TAREAS ESCRITAS:
A. Enumera las actividades de ocio que el texto sobre la accesibilidad y el descanso menciona como opciones para las vacaciones.
B. Prosigue el texto sobre la accesibilidad y el descanso a partir de su última oración.

A Lewis, por ejemplo, le preocupa que una mayor accesibilidad le quite energía y reduzca su capacidad para investigar y escribir buenas historias. Al respecto anota: «Es increíble cómo la gente está accesible en todas partes y a todas horas. Hay muchos tipos de comunicación en mi vida que no son enriquecedores, sino que, por el contrario, son empobrecedores».
Cal Newport - Céntrate
Esta carta se publica en pleno agosto, temporada vacacional para muchos, quizá también para ti. Un momento en el que, si tienes suerte, puedes dejar a un lado el trabajo y dedicarte con fruición a lo que te gusta, ya sea excursiones por la montaña, tardes de lectura, baños en el mar, acampadas en lo profundo del bosque… actividades a las que, tal vez, no has tenido mucho tiempo de dedicarte a lo largo del resto del año, mientras el trabajo y las obligaciones se empeñan en consumir el pabilo de nuestra existencia.

DATOS ALMACENADOS:
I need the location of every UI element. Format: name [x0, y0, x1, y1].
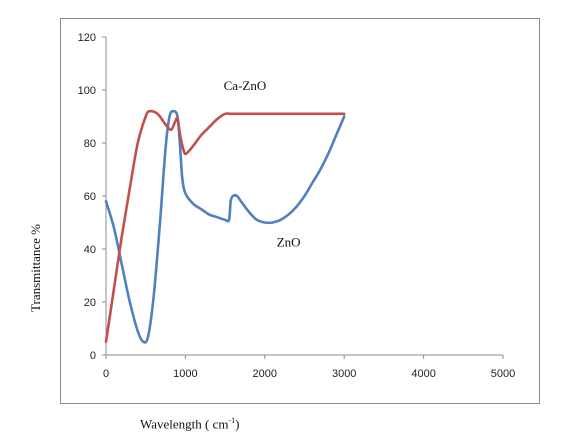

RESPUESTAS DEL EJERCICIO:
A.
- Excursiones por la montaña
- Tardes de lectura
- Baños en el mar
- Acampadas en lo profundo del bosque

B.
Es posible que, como a mí, te haya ocurrido algo curioso. Quizá has sentido, en mitad de tus días de descanso, una urgencia, un prurito inexplicable, un hambre voraz por «hacer cosas». Es cierto que todos posponemos actividades para los momentos de asueto, pero es algo más: un impulso acuciante por experimentar, por actuar… por no dejar que el tiempo se pierda. ¿Puede el tiempo perderse, en verdad? Tal vez la famosa novela de Michael Ende pudiera ilustrarnos al respecto, pero lo que está claro es que el tiempo, al menos en esta realidad nuestra, solo se posee o no se posee. Lo que hace fuera de esos dos estados escapa a nuestro entendimiento.
Esa urgencia nos impulsa a actuar para no caer en un vacío «productivo», para no permanecer anclados en una suerte de statu quo que parece considerarse malsano. Ya dediqué una carta a este hecho, algo que me parece más preocupante de lo que parece; sin embargo, la idea de que el «no actuar» es perjudicial, dañina, va más allá de las meras actividades físicas. La manía de la productividad nos conduce a la creencia de que comunicarse también es un acto acumulativo, cuantitativo.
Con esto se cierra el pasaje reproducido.